TASK STATEMENT ->
Find each line containing the string "color". Copy it.
## Begin SUPPLIED DATA
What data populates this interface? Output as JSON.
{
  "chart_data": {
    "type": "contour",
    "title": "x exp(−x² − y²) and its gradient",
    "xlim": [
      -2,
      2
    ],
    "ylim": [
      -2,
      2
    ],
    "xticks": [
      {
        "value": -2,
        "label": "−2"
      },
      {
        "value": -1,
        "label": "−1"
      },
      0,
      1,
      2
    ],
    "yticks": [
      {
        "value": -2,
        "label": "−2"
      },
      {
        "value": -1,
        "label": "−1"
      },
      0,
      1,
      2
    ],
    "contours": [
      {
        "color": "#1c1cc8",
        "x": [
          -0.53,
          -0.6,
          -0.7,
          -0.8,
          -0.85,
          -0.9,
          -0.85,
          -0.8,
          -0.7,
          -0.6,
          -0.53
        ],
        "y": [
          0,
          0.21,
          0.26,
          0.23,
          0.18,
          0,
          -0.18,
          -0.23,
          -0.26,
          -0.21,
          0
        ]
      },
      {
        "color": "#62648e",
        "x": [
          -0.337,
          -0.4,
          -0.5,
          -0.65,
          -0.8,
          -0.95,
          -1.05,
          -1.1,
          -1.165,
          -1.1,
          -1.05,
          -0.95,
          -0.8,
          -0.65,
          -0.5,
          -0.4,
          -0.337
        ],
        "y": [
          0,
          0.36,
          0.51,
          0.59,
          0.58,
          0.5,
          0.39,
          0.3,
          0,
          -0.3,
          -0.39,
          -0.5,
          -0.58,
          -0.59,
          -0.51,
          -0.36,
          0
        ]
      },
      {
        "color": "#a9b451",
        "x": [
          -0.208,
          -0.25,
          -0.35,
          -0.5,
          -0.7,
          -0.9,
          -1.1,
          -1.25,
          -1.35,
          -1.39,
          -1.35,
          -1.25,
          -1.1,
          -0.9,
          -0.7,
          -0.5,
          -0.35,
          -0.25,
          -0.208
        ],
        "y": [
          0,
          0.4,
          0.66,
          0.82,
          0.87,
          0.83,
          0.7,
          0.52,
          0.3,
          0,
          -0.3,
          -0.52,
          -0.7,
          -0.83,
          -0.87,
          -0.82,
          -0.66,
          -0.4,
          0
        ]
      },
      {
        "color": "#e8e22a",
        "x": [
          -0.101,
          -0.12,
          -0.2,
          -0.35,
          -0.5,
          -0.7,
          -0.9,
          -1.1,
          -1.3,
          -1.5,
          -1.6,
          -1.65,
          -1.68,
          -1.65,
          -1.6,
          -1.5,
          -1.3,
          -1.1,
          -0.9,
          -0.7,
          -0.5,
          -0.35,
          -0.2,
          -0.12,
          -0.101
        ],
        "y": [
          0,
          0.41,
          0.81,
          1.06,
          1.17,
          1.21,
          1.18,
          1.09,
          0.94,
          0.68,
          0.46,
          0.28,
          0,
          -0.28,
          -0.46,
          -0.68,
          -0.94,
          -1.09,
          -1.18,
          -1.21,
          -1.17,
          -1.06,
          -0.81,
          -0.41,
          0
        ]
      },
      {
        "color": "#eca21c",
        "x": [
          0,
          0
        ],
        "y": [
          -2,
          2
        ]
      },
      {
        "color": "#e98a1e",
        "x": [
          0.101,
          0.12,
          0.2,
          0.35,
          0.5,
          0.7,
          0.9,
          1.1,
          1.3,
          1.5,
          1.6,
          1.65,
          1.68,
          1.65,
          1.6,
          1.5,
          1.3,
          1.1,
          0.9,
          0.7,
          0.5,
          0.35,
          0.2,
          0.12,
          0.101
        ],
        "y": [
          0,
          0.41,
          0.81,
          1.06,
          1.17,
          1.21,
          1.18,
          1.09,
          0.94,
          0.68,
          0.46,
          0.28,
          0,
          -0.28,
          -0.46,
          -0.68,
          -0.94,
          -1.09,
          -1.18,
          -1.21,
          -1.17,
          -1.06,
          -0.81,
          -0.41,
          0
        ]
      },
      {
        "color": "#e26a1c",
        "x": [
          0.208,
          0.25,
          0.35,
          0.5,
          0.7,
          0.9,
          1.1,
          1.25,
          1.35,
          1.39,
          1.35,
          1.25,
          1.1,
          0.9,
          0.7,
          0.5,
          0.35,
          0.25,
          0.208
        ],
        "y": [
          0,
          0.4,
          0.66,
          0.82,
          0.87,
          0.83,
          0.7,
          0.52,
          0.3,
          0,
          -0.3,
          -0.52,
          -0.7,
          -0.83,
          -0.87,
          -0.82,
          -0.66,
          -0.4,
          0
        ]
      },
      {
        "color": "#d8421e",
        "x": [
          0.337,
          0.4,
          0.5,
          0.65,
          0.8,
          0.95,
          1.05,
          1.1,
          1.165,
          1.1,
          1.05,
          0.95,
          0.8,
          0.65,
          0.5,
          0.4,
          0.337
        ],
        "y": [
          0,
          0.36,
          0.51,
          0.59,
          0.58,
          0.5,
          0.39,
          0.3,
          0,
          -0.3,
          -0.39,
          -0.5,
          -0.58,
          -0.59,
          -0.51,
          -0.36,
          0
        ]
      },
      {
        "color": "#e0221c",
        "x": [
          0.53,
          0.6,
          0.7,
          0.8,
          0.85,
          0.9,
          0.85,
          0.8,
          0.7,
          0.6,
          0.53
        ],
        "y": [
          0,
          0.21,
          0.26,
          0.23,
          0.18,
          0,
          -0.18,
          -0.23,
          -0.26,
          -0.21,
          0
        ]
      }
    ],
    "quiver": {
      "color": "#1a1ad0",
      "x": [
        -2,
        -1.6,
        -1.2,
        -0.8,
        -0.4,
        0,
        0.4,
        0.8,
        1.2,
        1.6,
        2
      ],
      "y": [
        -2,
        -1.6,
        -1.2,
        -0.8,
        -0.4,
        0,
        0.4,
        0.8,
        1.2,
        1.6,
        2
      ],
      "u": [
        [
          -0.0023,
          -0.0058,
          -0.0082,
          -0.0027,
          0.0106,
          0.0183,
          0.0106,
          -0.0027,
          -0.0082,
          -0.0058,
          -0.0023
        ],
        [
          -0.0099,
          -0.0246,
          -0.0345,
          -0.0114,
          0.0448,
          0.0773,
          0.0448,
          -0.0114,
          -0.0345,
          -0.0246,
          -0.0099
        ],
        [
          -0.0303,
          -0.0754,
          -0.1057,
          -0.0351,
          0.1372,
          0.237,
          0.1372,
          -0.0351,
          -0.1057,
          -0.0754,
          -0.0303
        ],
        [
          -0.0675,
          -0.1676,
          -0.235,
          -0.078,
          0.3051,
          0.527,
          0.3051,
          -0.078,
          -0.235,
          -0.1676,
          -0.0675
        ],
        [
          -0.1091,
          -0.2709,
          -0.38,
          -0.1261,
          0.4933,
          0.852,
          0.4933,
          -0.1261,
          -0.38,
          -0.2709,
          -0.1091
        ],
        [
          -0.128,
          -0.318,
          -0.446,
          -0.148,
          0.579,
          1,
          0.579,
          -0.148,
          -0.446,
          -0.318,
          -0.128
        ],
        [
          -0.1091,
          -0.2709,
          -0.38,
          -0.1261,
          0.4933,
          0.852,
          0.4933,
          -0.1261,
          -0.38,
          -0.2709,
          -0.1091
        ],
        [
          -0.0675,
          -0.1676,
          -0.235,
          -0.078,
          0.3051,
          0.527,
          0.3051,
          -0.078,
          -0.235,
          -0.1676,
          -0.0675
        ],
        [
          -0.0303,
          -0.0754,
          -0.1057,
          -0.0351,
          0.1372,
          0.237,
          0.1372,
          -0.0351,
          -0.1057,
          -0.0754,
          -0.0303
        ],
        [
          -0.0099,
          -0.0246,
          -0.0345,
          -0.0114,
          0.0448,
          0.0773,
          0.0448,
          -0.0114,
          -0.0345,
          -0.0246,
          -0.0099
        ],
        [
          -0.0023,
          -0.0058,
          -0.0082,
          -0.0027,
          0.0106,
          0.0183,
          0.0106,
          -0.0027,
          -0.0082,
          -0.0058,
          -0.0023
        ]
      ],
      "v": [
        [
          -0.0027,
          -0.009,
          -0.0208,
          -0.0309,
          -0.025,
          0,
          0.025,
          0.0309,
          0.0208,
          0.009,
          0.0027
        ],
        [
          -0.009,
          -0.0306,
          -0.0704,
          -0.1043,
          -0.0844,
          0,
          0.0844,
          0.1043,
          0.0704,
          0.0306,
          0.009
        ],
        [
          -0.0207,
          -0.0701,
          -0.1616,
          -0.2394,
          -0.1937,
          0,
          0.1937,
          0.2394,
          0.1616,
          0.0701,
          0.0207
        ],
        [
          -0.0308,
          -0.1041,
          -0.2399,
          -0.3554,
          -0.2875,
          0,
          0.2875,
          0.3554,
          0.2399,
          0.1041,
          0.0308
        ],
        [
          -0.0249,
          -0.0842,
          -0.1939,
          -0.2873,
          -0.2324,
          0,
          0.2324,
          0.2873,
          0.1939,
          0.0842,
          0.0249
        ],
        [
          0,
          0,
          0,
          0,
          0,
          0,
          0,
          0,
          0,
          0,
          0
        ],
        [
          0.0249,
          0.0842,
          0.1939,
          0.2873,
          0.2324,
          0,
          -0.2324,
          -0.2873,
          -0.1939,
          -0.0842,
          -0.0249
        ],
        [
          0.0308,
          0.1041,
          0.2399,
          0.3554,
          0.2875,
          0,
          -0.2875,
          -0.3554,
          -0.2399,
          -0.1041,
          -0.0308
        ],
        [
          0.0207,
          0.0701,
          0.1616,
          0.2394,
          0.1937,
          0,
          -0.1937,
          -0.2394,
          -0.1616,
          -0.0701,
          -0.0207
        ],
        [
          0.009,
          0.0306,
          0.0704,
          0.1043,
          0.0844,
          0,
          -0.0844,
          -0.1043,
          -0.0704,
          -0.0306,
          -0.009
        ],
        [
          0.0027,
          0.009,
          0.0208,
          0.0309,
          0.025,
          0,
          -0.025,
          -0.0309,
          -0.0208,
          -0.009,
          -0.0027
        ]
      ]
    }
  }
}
## End SUPPLIED DATA
TASK OUTPUT ->
        "color": "#1c1cc8",
        "color": "#62648e",
        "color": "#a9b451",
        "color": "#e8e22a",
        "color": "#eca21c",
        "color": "#e98a1e",
        "color": "#e26a1c",
        "color": "#d8421e",
        "color": "#e0221c",
      "color": "#1a1ad0",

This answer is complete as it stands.